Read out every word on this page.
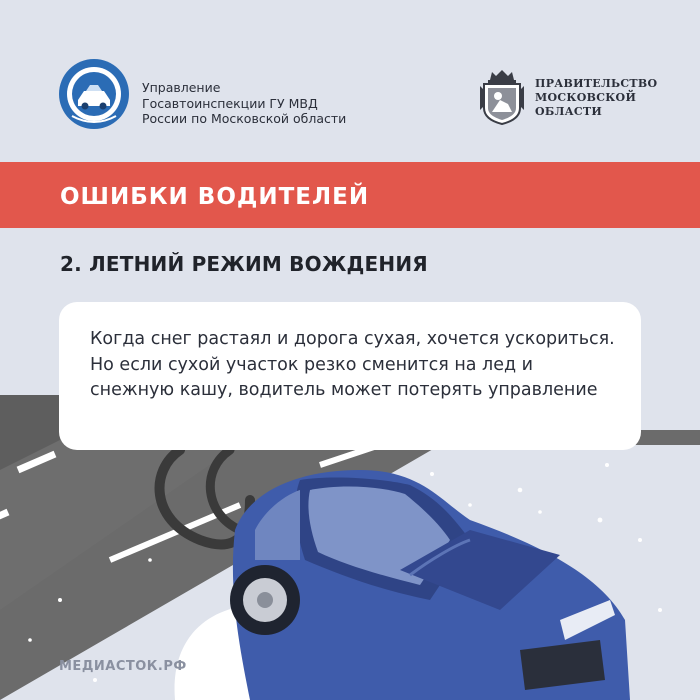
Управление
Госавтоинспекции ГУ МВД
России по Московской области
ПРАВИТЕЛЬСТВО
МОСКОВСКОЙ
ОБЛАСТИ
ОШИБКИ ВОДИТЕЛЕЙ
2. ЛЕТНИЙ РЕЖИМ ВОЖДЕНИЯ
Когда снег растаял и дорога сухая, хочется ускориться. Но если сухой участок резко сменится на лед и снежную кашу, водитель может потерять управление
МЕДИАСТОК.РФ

==

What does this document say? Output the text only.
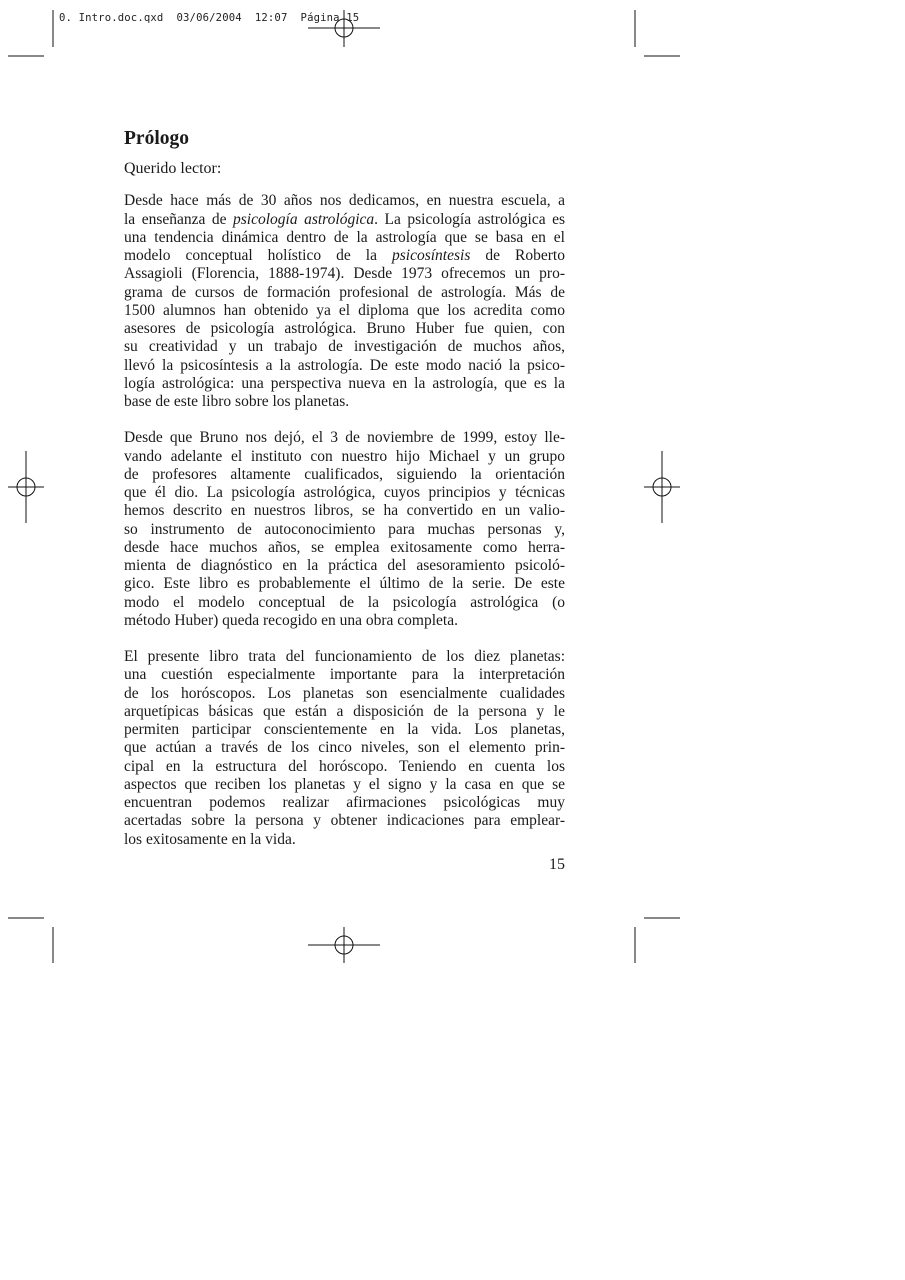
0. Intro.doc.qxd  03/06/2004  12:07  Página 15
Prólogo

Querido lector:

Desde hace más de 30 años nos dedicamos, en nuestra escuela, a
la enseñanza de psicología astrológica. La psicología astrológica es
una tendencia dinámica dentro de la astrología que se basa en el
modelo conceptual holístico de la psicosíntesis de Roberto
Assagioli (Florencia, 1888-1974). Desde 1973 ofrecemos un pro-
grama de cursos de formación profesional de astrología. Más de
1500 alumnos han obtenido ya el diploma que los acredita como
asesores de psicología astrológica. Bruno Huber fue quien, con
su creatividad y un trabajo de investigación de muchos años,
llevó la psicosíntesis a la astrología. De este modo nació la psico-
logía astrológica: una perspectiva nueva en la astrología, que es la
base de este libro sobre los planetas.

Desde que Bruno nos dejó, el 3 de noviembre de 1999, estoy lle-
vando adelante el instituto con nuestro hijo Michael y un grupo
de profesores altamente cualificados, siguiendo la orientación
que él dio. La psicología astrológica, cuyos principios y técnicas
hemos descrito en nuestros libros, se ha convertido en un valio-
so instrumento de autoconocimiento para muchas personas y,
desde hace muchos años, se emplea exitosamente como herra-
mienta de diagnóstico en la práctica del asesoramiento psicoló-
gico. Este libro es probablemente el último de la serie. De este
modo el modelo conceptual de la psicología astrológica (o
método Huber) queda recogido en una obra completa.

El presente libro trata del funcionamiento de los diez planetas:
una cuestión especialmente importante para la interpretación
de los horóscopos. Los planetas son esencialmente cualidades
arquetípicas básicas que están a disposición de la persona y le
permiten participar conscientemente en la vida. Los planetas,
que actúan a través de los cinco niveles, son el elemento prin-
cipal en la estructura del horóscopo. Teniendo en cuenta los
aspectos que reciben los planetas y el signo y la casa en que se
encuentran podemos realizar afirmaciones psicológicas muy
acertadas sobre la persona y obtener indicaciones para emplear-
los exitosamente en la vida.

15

==

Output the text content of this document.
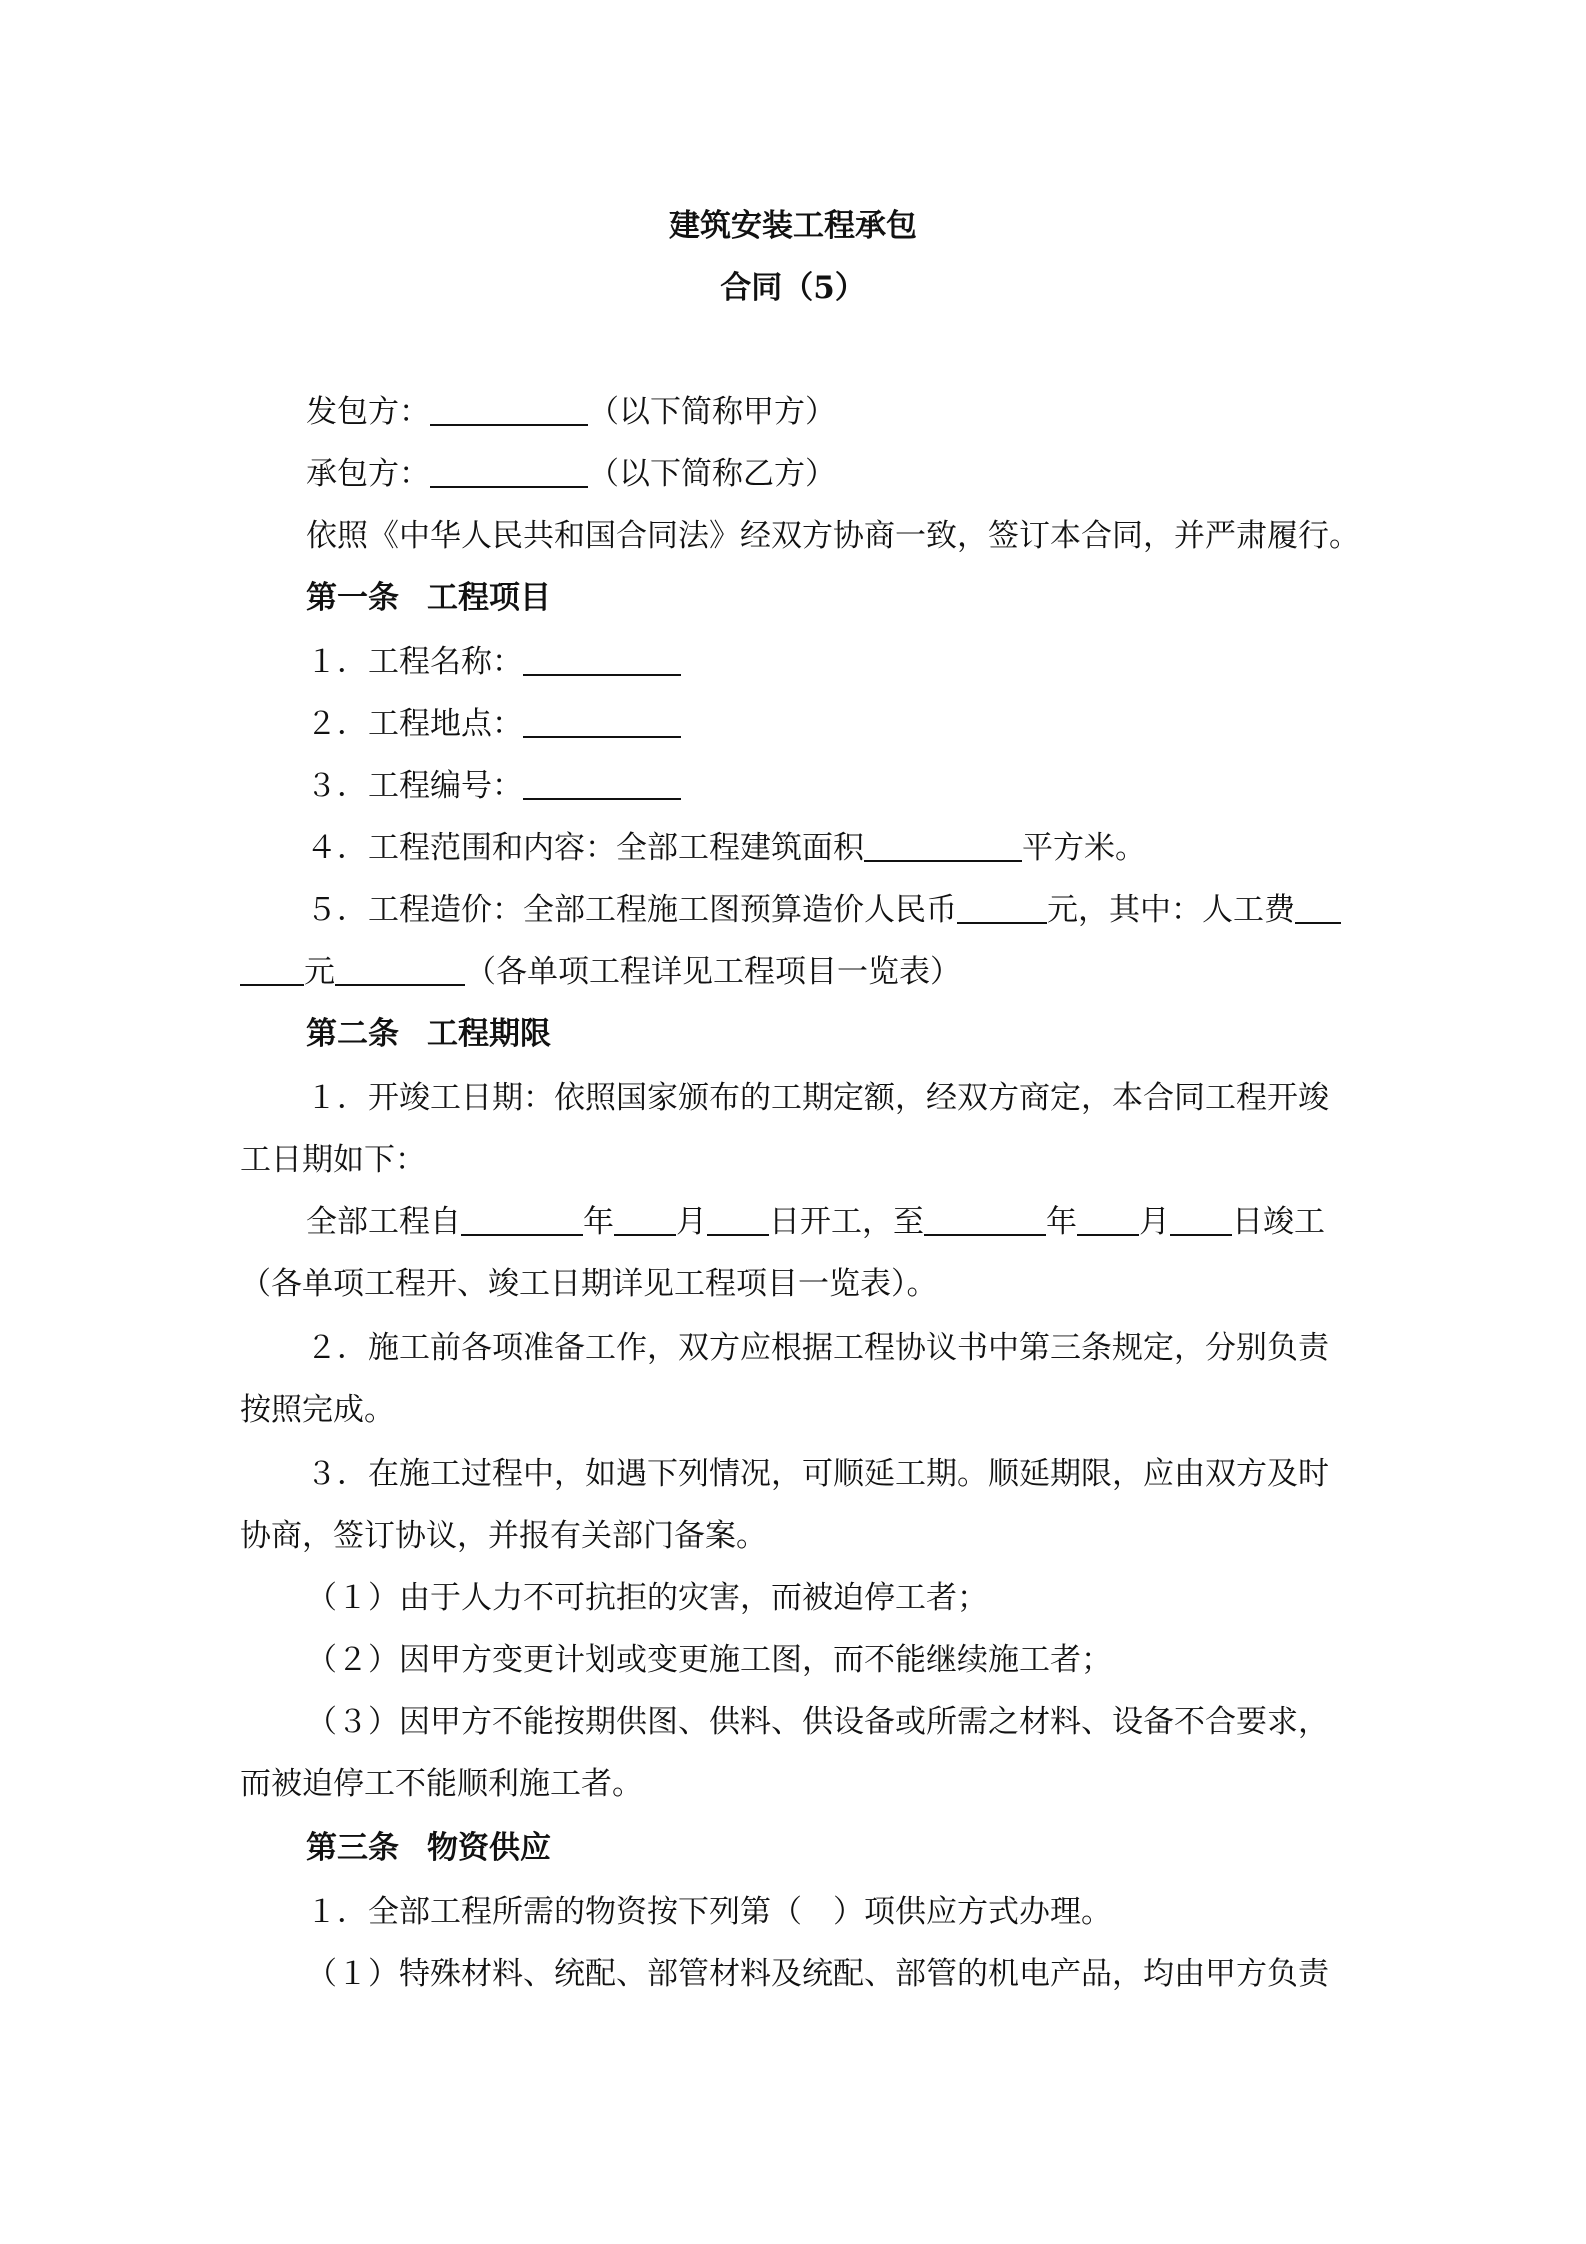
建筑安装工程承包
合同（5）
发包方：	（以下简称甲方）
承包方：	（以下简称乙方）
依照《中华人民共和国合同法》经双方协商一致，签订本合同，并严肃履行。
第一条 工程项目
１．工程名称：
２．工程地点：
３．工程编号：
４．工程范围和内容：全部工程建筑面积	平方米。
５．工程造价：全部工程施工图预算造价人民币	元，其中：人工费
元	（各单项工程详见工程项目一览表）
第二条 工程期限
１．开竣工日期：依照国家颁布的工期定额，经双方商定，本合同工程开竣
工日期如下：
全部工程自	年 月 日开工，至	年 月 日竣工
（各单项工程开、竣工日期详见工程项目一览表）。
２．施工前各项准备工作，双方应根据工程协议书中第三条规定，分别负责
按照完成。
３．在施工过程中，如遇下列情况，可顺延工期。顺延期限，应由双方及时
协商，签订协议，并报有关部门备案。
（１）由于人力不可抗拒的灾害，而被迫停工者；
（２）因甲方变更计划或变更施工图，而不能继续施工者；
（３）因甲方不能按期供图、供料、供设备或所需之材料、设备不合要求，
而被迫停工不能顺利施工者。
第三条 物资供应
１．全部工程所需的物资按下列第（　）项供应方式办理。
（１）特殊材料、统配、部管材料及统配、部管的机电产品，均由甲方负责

> What you should do
The lines to collect are those holding the string "modelo"; copy them all.

> Solution for this problem
modelo conceptual holístico de la psicosíntesis de Roberto
modo el modelo conceptual de la psicología astrológica (o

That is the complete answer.